Source records.
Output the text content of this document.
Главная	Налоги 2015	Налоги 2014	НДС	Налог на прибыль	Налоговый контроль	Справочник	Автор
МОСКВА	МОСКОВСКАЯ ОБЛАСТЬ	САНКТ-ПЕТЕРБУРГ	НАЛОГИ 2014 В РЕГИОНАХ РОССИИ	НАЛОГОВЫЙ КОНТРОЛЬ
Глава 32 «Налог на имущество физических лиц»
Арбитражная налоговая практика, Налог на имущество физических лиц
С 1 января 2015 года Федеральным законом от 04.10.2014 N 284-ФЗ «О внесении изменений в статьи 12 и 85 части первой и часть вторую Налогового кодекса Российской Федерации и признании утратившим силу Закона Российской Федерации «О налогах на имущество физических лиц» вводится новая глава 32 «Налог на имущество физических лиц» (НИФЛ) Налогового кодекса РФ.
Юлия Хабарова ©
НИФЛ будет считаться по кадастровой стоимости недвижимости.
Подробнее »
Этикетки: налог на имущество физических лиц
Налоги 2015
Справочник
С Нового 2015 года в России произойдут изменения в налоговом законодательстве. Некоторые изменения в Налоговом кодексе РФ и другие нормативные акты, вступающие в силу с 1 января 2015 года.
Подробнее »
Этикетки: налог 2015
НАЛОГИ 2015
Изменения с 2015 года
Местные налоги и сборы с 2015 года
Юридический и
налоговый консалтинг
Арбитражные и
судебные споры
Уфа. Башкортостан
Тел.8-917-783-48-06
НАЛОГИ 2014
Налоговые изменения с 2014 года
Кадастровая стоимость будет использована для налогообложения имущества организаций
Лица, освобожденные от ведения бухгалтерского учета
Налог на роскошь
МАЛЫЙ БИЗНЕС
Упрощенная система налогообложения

Goal. Using the listing above, retype each line exactly.

Task response.
Output the text content of this document.
Главная	Налоги 2015	Налоги 2014	НДС	Налог на прибыль	Налоговый контроль	Справочник	Автор
МОСКВА	МОСКОВСКАЯ ОБЛАСТЬ	САНКТ-ПЕТЕРБУРГ	НАЛОГИ 2014 В РЕГИОНАХ РОССИИ	НАЛОГОВЫЙ КОНТРОЛЬ
Глава 32 «Налог на имущество физических лиц»
Арбитражная налоговая практика, Налог на имущество физических лиц
С 1 января 2015 года Федеральным законом от 04.10.2014 N 284-ФЗ «О внесении изменений в статьи 12 и 85 части первой и часть вторую Налогового кодекса Российской Федерации и признании утратившим силу Закона Российской Федерации «О налогах на имущество физических лиц» вводится новая глава 32 «Налог на имущество физических лиц» (НИФЛ) Налогового кодекса РФ.
Юлия Хабарова ©
НИФЛ будет считаться по кадастровой стоимости недвижимости.
Подробнее »
Этикетки: налог на имущество физических лиц
Налоги 2015
Справочник
С Нового 2015 года в России произойдут изменения в налоговом законодательстве. Некоторые изменения в Налоговом кодексе РФ и другие нормативные акты, вступающие в силу с 1 января 2015 года.
Подробнее »
Этикетки: налог 2015
НАЛОГИ 2015
Изменения с 2015 года
Местные налоги и сборы с 2015 года
Юридический и
налоговый консалтинг
Арбитражные и
судебные споры
Уфа. Башкортостан
Тел.8-917-783-48-06
НАЛОГИ 2014
Налоговые изменения с 2014 года
Кадастровая стоимость будет использована для налогообложения имущества организаций
Лица, освобожденные от ведения бухгалтерского учета
Налог на роскошь
МАЛЫЙ БИЗНЕС
Упрощенная система налогообложения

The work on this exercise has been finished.